### What is being asked
Make an exact copy of all the entries, with the pictures left out.

# START OF Data lines

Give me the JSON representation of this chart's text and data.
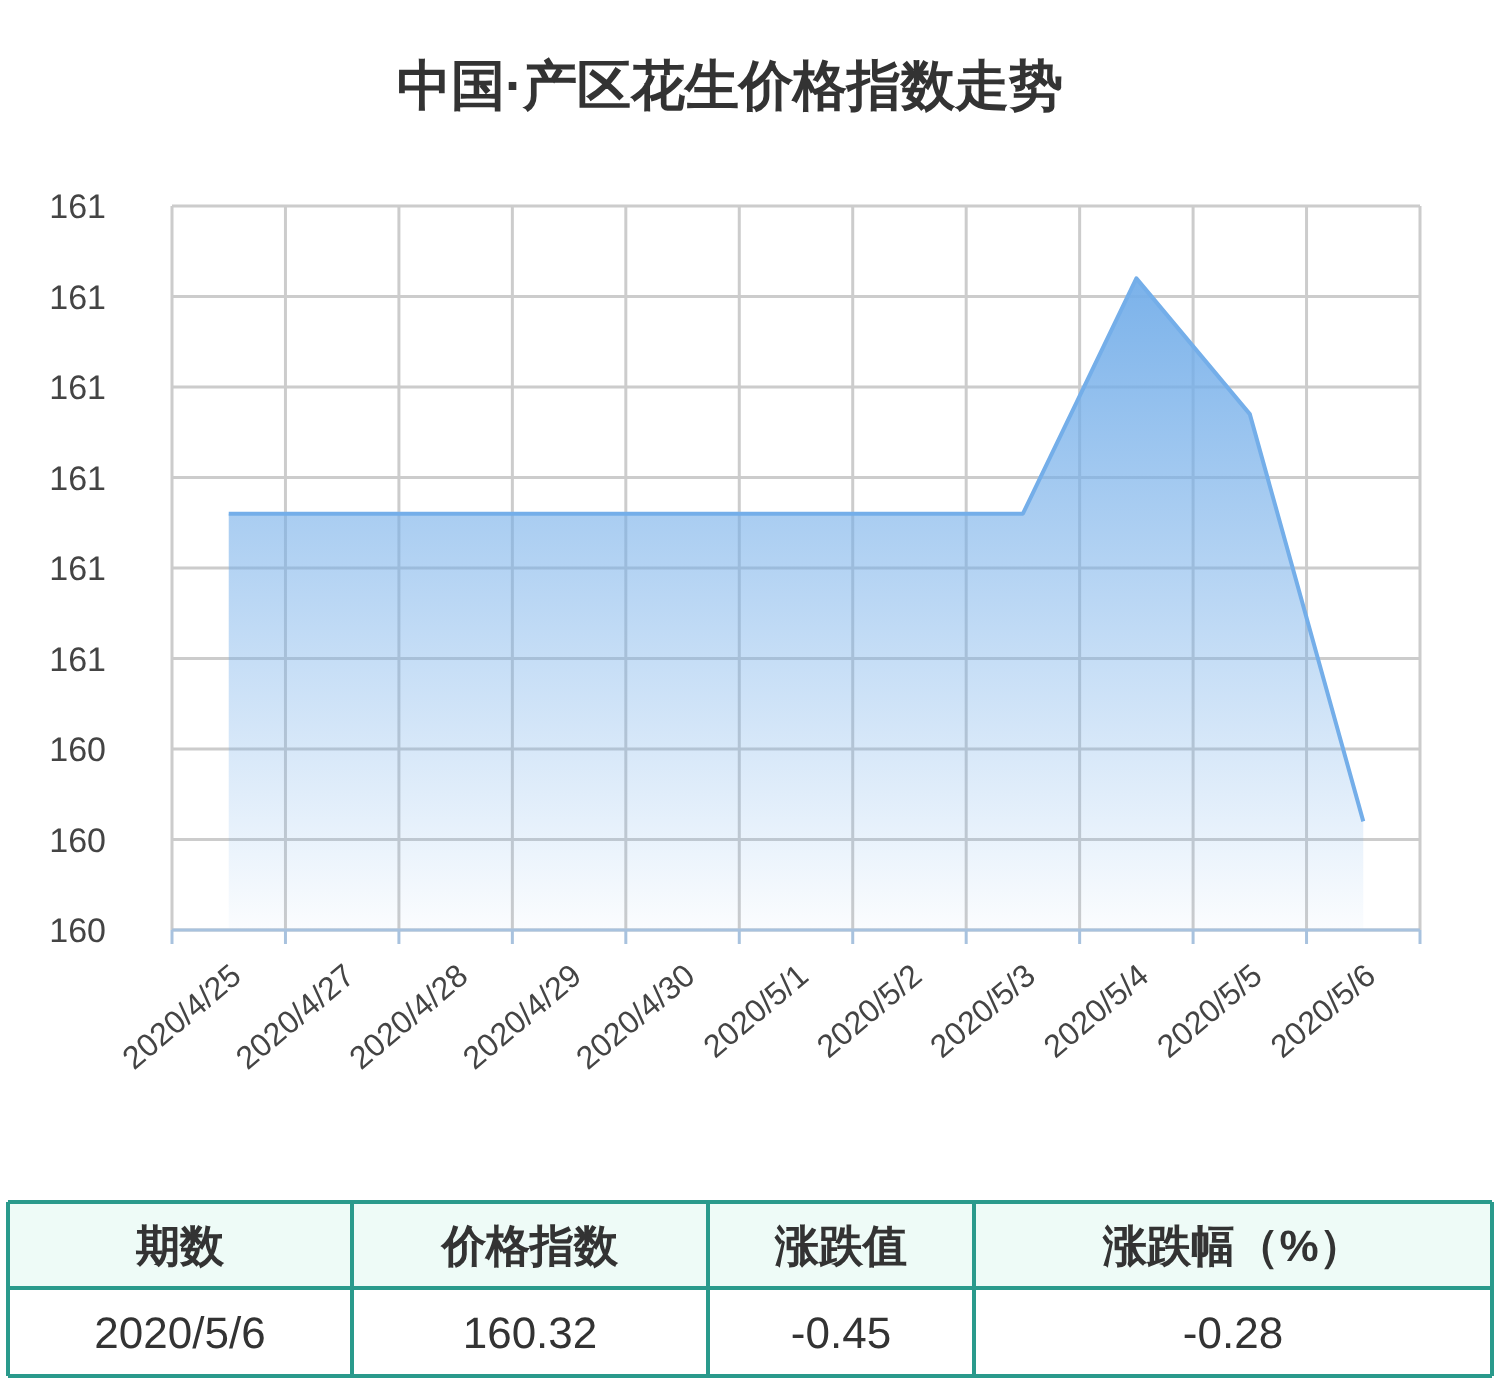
{
  "chart_data": {
    "type": "area",
    "title": "中国·产区花生价格指数走势",
    "categories": [
      "2020/4/25",
      "2020/4/27",
      "2020/4/28",
      "2020/4/29",
      "2020/4/30",
      "2020/5/1",
      "2020/5/2",
      "2020/5/3",
      "2020/5/4",
      "2020/5/5",
      "2020/5/6"
    ],
    "series": [
      {
        "color": "#74aee9",
        "values": [
          160.66,
          160.66,
          160.66,
          160.66,
          160.66,
          160.66,
          160.66,
          160.66,
          160.92,
          160.77,
          160.32
        ]
      }
    ],
    "ylim": [
      160.2,
      161.0
    ],
    "yticks": [
      {
        "value": 160.2,
        "label": "160"
      },
      {
        "value": 160.3,
        "label": "160"
      },
      {
        "value": 160.4,
        "label": "160"
      },
      {
        "value": 160.5,
        "label": "161"
      },
      {
        "value": 160.6,
        "label": "161"
      },
      {
        "value": 160.7,
        "label": "161"
      },
      {
        "value": 160.8,
        "label": "161"
      },
      {
        "value": 160.9,
        "label": "161"
      },
      {
        "value": 161.0,
        "label": "161"
      }
    ],
    "grid": true,
    "annotations": [
      "期数",
      "价格指数",
      "涨跌值",
      "涨跌幅（%）",
      "2020/5/6",
      "160.32",
      "-0.45",
      "-0.28"
    ]
  }
}
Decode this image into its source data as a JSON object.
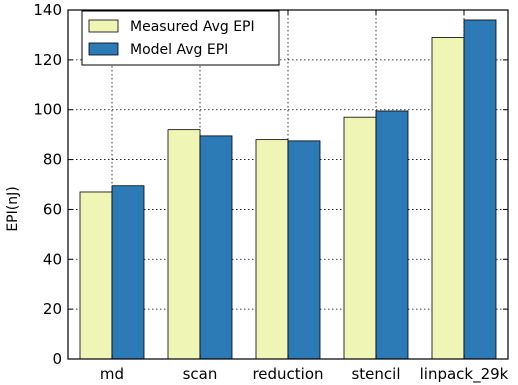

# END OF Data lines

### Response to this exercise
Give me the JSON representation of this chart's text and data.
{
  "chart_data": {
    "type": "area",
    "title": "中国·产区花生价格指数走势",
    "categories": [
      "2020/4/25",
      "2020/4/27",
      "2020/4/28",
      "2020/4/29",
      "2020/4/30",
      "2020/5/1",
      "2020/5/2",
      "2020/5/3",
      "2020/5/4",
      "2020/5/5",
      "2020/5/6"
    ],
    "series": [
      {
        "color": "#74aee9",
        "values": [
          160.66,
          160.66,
          160.66,
          160.66,
          160.66,
          160.66,
          160.66,
          160.66,
          160.92,
          160.77,
          160.32
        ]
      }
    ],
    "ylim": [
      160.2,
      161.0
    ],
    "yticks": [
      {
        "value": 160.2,
        "label": "160"
      },
      {
        "value": 160.3,
        "label": "160"
      },
      {
        "value": 160.4,
        "label": "160"
      },
      {
        "value": 160.5,
        "label": "161"
      },
      {
        "value": 160.6,
        "label": "161"
      },
      {
        "value": 160.7,
        "label": "161"
      },
      {
        "value": 160.8,
        "label": "161"
      },
      {
        "value": 160.9,
        "label": "161"
      },
      {
        "value": 161.0,
        "label": "161"
      }
    ],
    "grid": true,
    "annotations": [
      "期数",
      "价格指数",
      "涨跌值",
      "涨跌幅（%）",
      "2020/5/6",
      "160.32",
      "-0.45",
      "-0.28"
    ]
  }
}
Decode this image into its source data as a JSON object.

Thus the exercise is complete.